▶ Given instruction
Reproduce every entry that follows word for word, but omit the images.

------ Task material

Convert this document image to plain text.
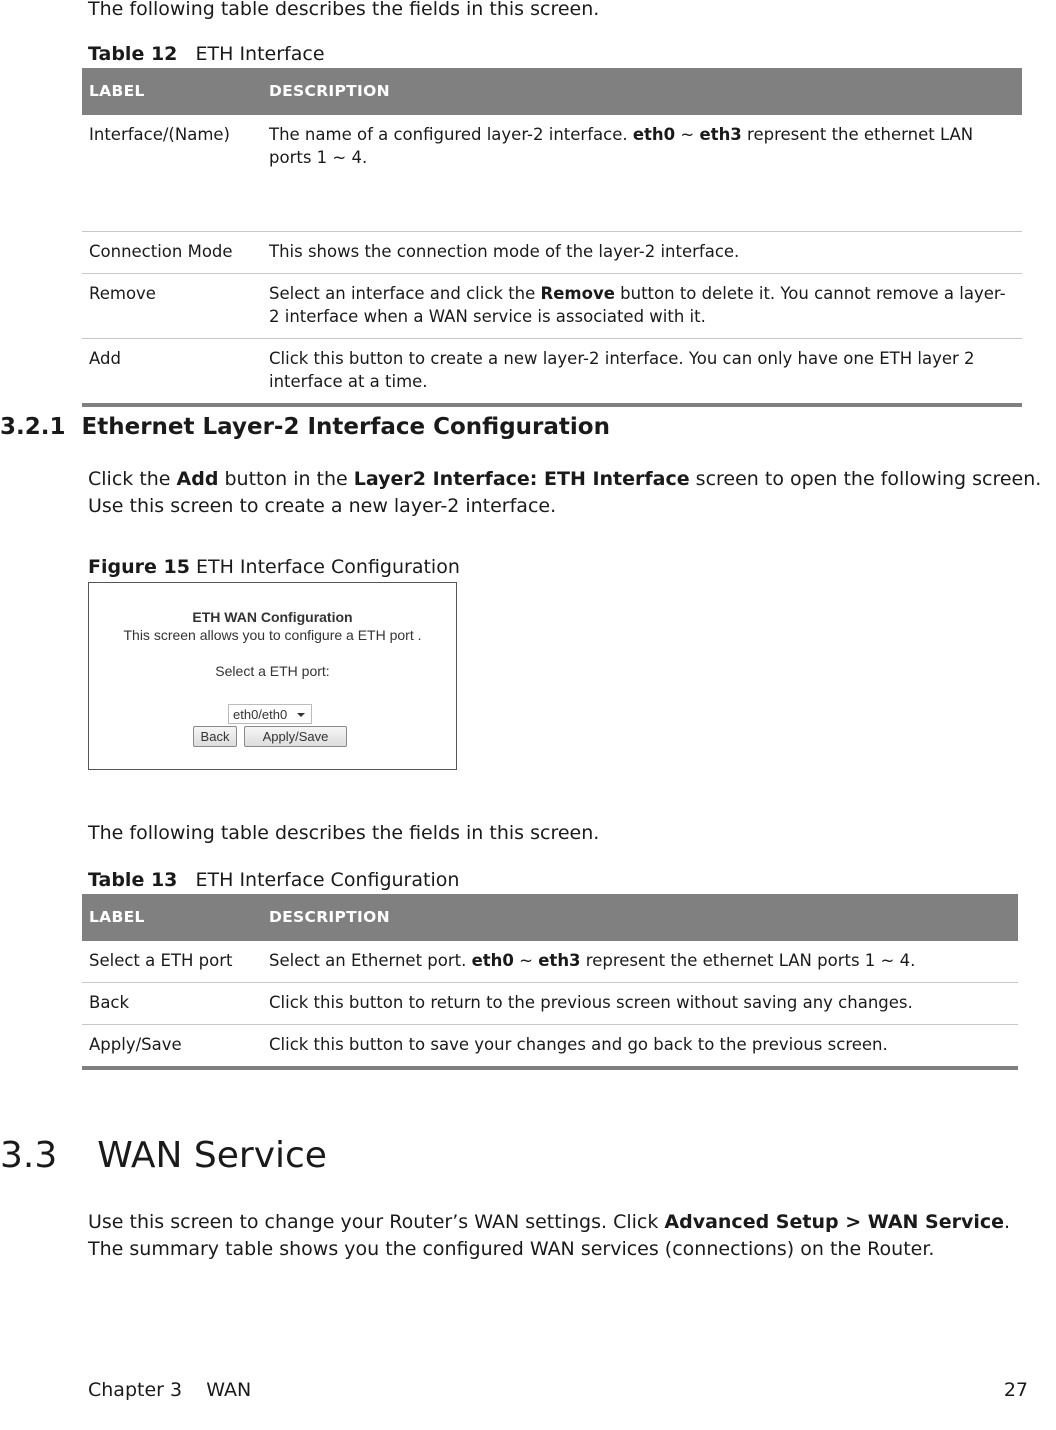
The following table describes the fields in this screen.
Table 12 ETH Interface
LABEL	DESCRIPTION
Interface/(Name)	The name of a configured layer-2 interface. eth0 ~ eth3 represent the ethernet LAN ports 1 ~ 4.
Connection Mode	This shows the connection mode of the layer-2 interface.
Remove	Select an interface and click the Remove button to delete it. You cannot remove a layer-2 interface when a WAN service is associated with it.
Add	Click this button to create a new layer-2 interface. You can only have one ETH layer 2 interface at a time.
3.2.1 Ethernet Layer-2 Interface Configuration
Click the Add button in the Layer2 Interface: ETH Interface screen to open the following screen. Use this screen to create a new layer-2 interface.
Figure 15 ETH Interface Configuration
ETH WAN Configuration
This screen allows you to configure a ETH port .
Select a ETH port:
eth0/eth0
Back	Apply/Save
The following table describes the fields in this screen.
Table 13 ETH Interface Configuration
LABEL	DESCRIPTION
Select a ETH port	Select an Ethernet port. eth0 ~ eth3 represent the ethernet LAN ports 1 ~ 4.
Back	Click this button to return to the previous screen without saving any changes.
Apply/Save	Click this button to save your changes and go back to the previous screen.
3.3 WAN Service
Use this screen to change your Router’s WAN settings. Click Advanced Setup > WAN Service. The summary table shows you the configured WAN services (connections) on the Router.
Chapter 3 WAN	27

------------

▶ Exercise result
Convert this document image to plain text.
The following table describes the fields in this screen.
Table 12 ETH Interface
LABEL	DESCRIPTION
Interface/(Name)	The name of a configured layer-2 interface. eth0 ~ eth3 represent the ethernet LAN ports 1 ~ 4.
Connection Mode	This shows the connection mode of the layer-2 interface.
Remove	Select an interface and click the Remove button to delete it. You cannot remove a layer-2 interface when a WAN service is associated with it.
Add	Click this button to create a new layer-2 interface. You can only have one ETH layer 2 interface at a time.
3.2.1 Ethernet Layer-2 Interface Configuration
Click the Add button in the Layer2 Interface: ETH Interface screen to open the following screen. Use this screen to create a new layer-2 interface.
Figure 15 ETH Interface Configuration
ETH WAN Configuration
This screen allows you to configure a ETH port .
Select a ETH port:
eth0/eth0
Back	Apply/Save
The following table describes the fields in this screen.
Table 13 ETH Interface Configuration
LABEL	DESCRIPTION
Select a ETH port	Select an Ethernet port. eth0 ~ eth3 represent the ethernet LAN ports 1 ~ 4.
Back	Click this button to return to the previous screen without saving any changes.
Apply/Save	Click this button to save your changes and go back to the previous screen.
3.3 WAN Service
Use this screen to change your Router’s WAN settings. Click Advanced Setup > WAN Service. The summary table shows you the configured WAN services (connections) on the Router.
Chapter 3 WAN	27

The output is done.